■ **Short problem**
Reproduce word for word the lines in the entries below, from the line with "x-tick-label: oct [594, 448, 611, 462]" to the line with "bar-segment-y-mar[interactable] [269, 217, 320, 246]", including both of those lines.

■ **Entries shown**

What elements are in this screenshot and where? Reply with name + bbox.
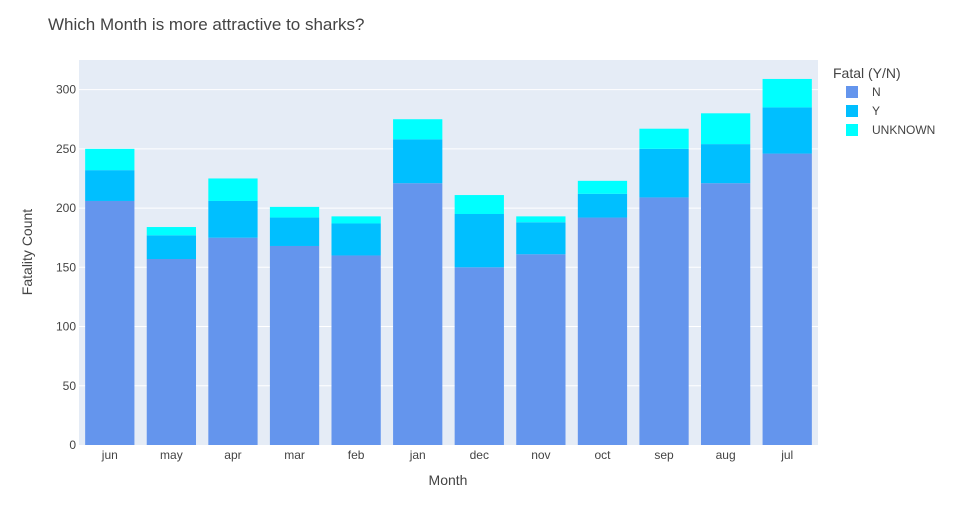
x-tick-label: oct [594, 448, 611, 462]
x-tick-label: apr [224, 448, 241, 462]
legend-item-n[interactable]: N [846, 85, 881, 99]
bar-segment-unknown-jan[interactable] [393, 119, 443, 140]
legend-swatch [846, 105, 858, 117]
x-tick-label: dec [470, 448, 489, 462]
bar-segment-unknown-sep[interactable] [639, 128, 689, 149]
bar-segment-y-mar[interactable] [269, 217, 320, 246]
bar-segment-y-apr[interactable] [208, 200, 258, 238]
legend: Fatal (Y/N) NY UNKNOWN [833, 65, 935, 137]
x-tick-label: jun [101, 448, 118, 462]
bar-segment-unknown-may[interactable] [146, 227, 197, 236]
x-axis-title: Month [429, 472, 468, 488]
bar-segment-unknown-apr[interactable] [208, 178, 258, 201]
x-tick-label: mar [284, 448, 305, 462]
bar-segment-y-jun[interactable] [85, 170, 135, 201]
bar-segment-unknown-dec[interactable] [454, 195, 504, 214]
bar-segment-y-sep[interactable] [639, 148, 689, 198]
x-tick-label: feb [348, 448, 365, 462]
chart-title: Which Month is more attractive to sharks… [48, 15, 365, 34]
plot-background [79, 60, 818, 445]
y-tick-label: 250 [56, 142, 76, 156]
legend-label: Y [872, 104, 880, 118]
bar-segment-n-apr[interactable] [208, 237, 258, 445]
bar-segment-n-feb[interactable] [331, 255, 381, 445]
bar-segment-y-oct[interactable] [577, 193, 628, 218]
bar-segment-y-aug[interactable] [700, 144, 751, 184]
legend-title: Fatal (Y/N) [833, 65, 901, 81]
y-tick-label: 0 [69, 438, 76, 452]
bar-segment-n-jul[interactable] [762, 153, 812, 446]
legend-swatch [846, 124, 858, 136]
bar-segment-unknown-feb[interactable] [331, 216, 381, 224]
y-tick-label: 50 [63, 379, 77, 393]
y-tick-label: 200 [56, 201, 76, 215]
bar-segment-unknown-mar[interactable] [269, 206, 320, 218]
plot-area: 0 50 100 150 200 250 300 jun may apr mar feb jan dec n… [56, 60, 818, 462]
bar-segment-y-dec[interactable] [454, 214, 504, 268]
y-tick-label: 300 [56, 83, 76, 97]
bar-segment-n-jun[interactable] [85, 200, 135, 445]
bar-segment-unknown-oct[interactable] [577, 180, 628, 194]
x-tick-label: jul [780, 448, 793, 462]
x-tick-label: may [160, 448, 183, 462]
legend-swatch [846, 86, 858, 98]
bar-segment-n-aug[interactable] [700, 183, 751, 445]
legend-item-unknown[interactable]: UNKNOWN [846, 123, 935, 137]
y-tick-label: 100 [56, 320, 76, 334]
bar-segment-unknown-jun[interactable] [85, 148, 135, 171]
x-tick-label: aug [716, 448, 736, 462]
bar-segment-n-jan[interactable] [393, 183, 443, 445]
x-tick-label: jan [409, 448, 426, 462]
y-tick-label: 150 [56, 260, 76, 274]
bar-segment-unknown-aug[interactable] [700, 113, 751, 145]
bar-segment-unknown-nov[interactable] [516, 216, 566, 223]
bar-segment-y-feb[interactable] [331, 223, 381, 256]
bar-segment-n-nov[interactable] [516, 254, 566, 445]
bar-segment-n-oct[interactable] [577, 217, 628, 445]
bar-segment-n-dec[interactable] [454, 267, 504, 445]
legend-label: N [872, 85, 881, 99]
bar-segment-n-mar[interactable] [269, 245, 320, 445]
bar-segment-y-nov[interactable] [516, 222, 566, 255]
bar-segment-y-may[interactable] [146, 235, 197, 260]
legend-label: UNKNOWN [872, 123, 935, 137]
bar-segment-unknown-jul[interactable] [762, 78, 812, 108]
y-axis-title: Fatality Count [19, 209, 35, 295]
bar-segment-n-sep[interactable] [639, 197, 689, 445]
x-tick-label: nov [531, 448, 550, 462]
x-tick-label: sep [654, 448, 674, 462]
bar-segment-y-jan[interactable] [393, 139, 443, 184]
bar-segment-y-jul[interactable] [762, 107, 812, 154]
legend-item-y[interactable]: Y [846, 104, 880, 118]
bar-segment-n-may[interactable] [146, 259, 197, 445]
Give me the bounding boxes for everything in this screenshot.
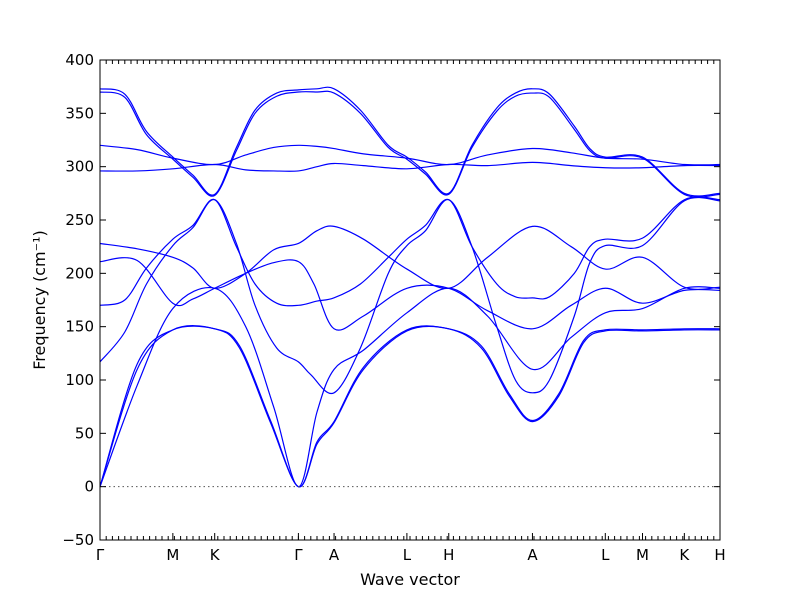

■ **Answer to this exercise**
x-tick-label: oct [594, 448, 611, 462]
x-tick-label: apr [224, 448, 241, 462]
legend-item-n[interactable]: N [846, 85, 881, 99]
bar-segment-unknown-jan[interactable] [393, 119, 443, 140]
legend-swatch [846, 105, 858, 117]
x-tick-label: dec [470, 448, 489, 462]
bar-segment-unknown-sep[interactable] [639, 128, 689, 149]
bar-segment-y-mar[interactable] [269, 217, 320, 246]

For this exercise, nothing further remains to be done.